• Stated goal
For the data below, work out how many lines contain the word "ylabel" and supply only that number.

Figure dataset records:
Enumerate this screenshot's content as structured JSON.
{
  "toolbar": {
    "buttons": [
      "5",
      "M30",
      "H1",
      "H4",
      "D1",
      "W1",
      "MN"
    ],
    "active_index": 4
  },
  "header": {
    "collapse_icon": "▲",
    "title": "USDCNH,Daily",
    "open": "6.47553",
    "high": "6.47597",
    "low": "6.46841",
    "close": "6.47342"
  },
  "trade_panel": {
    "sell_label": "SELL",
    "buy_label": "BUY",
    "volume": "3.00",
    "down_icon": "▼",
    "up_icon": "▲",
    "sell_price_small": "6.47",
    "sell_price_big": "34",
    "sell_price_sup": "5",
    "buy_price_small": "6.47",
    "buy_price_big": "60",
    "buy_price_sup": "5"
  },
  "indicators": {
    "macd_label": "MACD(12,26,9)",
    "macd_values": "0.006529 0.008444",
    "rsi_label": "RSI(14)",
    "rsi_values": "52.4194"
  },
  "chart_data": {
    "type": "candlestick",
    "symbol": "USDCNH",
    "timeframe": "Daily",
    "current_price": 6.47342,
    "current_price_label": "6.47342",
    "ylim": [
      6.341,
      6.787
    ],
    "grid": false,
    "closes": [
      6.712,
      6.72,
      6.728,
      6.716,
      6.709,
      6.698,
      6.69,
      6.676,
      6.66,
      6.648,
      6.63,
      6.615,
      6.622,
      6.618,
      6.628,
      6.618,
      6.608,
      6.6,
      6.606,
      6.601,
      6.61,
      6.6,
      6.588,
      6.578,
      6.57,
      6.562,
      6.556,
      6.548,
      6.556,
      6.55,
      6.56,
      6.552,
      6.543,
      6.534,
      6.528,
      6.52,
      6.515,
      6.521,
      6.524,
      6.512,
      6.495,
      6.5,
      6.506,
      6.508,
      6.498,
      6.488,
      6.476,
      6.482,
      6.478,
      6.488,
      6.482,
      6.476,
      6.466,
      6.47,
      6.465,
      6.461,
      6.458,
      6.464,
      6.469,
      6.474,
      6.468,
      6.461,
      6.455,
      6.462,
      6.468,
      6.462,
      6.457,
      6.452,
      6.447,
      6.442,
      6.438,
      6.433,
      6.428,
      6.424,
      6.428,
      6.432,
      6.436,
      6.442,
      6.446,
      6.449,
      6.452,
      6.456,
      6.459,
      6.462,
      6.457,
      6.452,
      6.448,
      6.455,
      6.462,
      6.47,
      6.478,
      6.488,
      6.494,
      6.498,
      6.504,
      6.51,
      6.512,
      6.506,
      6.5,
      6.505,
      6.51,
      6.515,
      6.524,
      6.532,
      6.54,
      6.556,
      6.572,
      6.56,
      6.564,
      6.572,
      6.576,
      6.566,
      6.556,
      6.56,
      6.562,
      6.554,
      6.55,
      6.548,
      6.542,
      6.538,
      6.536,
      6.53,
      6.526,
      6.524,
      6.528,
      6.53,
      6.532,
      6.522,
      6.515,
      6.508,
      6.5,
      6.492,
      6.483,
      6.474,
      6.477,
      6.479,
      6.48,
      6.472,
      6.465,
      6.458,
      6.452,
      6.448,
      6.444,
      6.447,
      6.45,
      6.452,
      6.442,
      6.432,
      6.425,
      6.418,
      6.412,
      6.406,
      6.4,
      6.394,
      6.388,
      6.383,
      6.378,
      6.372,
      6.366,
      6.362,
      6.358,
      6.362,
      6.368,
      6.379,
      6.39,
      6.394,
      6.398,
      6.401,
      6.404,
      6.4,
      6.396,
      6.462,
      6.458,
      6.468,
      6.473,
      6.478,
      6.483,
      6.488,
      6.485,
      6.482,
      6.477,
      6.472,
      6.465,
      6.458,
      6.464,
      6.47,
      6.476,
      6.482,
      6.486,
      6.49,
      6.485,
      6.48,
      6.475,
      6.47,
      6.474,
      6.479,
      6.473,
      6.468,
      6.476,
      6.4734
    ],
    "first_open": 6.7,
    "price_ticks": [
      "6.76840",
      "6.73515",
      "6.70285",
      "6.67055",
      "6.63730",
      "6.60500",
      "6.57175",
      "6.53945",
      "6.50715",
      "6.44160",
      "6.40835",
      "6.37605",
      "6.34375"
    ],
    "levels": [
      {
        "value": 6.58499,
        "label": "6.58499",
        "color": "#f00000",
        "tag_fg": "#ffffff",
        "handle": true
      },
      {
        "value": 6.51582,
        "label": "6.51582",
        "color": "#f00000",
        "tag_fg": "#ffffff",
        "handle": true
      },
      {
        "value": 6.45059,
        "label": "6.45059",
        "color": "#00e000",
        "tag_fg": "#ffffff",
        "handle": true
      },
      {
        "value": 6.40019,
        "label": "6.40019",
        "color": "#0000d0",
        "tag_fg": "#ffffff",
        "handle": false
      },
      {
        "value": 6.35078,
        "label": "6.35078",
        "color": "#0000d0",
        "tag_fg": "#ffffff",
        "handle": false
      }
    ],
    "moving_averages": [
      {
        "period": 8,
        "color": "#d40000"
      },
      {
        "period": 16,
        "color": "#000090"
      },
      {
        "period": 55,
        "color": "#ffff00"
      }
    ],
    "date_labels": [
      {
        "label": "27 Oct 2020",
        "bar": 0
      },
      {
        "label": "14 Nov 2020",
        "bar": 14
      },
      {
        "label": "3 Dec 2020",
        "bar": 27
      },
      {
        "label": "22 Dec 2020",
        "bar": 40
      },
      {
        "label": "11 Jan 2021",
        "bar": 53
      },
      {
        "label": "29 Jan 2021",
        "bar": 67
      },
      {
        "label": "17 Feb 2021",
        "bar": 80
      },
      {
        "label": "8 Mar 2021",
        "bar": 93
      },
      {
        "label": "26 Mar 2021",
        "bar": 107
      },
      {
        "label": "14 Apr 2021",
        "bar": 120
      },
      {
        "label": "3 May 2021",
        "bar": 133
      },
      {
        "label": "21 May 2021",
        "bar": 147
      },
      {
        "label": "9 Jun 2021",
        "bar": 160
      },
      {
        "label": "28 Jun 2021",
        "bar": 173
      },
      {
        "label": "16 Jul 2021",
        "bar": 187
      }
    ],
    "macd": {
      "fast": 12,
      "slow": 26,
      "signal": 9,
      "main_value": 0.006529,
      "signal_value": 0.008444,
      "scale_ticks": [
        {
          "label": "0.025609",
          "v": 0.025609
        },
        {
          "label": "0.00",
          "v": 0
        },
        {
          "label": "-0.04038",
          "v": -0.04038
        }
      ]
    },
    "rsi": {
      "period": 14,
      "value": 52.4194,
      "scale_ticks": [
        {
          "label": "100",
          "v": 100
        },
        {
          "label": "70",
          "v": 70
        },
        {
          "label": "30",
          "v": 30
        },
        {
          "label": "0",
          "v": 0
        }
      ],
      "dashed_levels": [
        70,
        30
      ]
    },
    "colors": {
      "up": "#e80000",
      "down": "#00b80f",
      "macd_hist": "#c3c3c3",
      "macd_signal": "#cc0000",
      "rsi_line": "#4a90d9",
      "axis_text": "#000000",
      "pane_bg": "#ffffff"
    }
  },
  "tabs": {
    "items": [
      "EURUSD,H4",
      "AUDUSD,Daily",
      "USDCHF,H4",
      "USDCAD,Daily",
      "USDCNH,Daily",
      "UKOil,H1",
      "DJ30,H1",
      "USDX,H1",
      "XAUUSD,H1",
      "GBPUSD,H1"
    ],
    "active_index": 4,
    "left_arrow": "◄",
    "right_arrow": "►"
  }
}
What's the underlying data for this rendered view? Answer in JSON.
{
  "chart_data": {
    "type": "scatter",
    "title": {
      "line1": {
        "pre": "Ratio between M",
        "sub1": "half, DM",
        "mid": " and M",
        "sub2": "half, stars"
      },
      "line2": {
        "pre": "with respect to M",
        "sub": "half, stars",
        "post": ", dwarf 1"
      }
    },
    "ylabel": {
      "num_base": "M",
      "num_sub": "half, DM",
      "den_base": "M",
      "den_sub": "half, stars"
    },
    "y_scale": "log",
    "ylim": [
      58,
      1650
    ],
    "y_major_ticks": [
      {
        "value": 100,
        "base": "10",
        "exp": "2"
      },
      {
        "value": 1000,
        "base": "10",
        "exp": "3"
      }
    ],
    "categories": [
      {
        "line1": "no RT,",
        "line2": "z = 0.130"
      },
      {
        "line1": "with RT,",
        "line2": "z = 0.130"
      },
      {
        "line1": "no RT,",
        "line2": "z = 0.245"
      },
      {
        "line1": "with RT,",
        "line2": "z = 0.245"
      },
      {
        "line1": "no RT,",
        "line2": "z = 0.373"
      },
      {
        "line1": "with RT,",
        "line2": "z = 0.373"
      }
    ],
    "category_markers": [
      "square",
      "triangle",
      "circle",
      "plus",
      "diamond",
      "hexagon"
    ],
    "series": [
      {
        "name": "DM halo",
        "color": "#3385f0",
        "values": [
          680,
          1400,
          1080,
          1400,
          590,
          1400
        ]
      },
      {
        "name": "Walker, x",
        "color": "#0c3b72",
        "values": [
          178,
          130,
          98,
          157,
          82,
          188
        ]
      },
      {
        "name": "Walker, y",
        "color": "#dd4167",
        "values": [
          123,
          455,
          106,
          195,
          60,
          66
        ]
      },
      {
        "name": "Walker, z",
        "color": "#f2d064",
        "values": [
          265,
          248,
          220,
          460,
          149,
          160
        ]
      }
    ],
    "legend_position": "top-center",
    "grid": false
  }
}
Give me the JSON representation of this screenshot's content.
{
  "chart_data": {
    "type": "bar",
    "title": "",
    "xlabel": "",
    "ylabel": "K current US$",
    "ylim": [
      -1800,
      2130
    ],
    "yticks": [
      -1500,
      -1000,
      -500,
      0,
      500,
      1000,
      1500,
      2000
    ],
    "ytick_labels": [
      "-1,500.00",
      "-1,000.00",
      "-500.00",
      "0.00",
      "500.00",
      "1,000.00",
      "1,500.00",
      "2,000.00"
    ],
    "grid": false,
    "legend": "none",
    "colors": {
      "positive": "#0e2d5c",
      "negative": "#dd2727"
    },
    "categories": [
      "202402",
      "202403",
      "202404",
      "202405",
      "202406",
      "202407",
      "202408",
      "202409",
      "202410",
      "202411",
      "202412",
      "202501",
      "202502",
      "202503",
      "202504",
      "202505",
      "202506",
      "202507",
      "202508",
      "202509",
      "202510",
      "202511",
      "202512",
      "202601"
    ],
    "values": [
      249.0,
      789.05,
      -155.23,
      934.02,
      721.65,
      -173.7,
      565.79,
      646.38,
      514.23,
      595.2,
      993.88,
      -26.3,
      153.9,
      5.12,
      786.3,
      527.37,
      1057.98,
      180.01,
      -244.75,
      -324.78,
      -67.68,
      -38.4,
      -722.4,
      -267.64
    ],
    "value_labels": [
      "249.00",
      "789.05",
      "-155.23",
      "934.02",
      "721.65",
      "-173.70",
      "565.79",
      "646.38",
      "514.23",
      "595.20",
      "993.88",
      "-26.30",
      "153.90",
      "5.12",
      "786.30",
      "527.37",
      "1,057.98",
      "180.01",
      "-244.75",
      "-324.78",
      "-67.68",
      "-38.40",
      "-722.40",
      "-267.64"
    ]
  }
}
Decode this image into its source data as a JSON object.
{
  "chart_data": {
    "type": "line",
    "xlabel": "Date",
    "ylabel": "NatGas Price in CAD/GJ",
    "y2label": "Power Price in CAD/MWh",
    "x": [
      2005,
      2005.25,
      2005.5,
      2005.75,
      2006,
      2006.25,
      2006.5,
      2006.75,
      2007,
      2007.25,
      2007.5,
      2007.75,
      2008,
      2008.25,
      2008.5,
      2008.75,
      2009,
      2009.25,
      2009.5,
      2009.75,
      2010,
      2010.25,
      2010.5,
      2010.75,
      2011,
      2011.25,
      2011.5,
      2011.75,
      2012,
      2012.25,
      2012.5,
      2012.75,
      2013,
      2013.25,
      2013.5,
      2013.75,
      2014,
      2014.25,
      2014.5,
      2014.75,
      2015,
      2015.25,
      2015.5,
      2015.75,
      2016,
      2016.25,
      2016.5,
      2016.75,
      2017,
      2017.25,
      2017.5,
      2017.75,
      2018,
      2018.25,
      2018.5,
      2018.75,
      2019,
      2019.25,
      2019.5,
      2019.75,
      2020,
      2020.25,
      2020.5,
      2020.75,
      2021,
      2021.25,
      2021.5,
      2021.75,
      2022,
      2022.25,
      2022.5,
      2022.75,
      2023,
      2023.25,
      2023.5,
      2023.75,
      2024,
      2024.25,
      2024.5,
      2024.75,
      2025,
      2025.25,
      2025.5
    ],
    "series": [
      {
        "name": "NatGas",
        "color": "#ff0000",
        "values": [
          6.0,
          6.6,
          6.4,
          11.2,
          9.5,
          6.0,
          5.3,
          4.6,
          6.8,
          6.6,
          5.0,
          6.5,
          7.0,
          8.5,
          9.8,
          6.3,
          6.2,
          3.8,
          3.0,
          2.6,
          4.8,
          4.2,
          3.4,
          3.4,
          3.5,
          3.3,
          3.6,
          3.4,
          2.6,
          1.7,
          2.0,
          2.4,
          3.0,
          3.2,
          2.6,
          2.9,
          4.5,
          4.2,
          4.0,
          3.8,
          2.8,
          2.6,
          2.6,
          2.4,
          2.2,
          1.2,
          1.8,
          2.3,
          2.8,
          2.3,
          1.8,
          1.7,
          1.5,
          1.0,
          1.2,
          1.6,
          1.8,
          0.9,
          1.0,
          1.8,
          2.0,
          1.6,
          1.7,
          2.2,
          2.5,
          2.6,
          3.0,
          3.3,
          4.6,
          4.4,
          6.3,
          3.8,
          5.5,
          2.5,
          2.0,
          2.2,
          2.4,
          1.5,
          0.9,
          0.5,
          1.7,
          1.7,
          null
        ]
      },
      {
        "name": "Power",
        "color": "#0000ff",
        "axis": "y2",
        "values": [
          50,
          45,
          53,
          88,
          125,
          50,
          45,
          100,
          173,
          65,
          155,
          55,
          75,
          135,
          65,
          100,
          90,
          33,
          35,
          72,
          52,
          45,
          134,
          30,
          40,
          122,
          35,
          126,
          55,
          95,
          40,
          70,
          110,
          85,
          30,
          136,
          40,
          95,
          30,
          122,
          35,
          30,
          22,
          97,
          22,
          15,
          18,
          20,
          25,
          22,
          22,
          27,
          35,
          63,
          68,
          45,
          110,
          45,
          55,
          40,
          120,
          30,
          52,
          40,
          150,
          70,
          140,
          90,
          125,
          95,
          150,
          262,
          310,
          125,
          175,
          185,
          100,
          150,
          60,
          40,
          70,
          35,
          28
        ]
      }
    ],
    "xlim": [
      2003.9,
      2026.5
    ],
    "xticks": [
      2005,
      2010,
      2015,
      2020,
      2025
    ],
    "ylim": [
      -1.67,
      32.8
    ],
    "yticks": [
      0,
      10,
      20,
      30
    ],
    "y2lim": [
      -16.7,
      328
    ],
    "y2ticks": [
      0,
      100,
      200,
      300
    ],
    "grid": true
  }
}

• Response to this task
3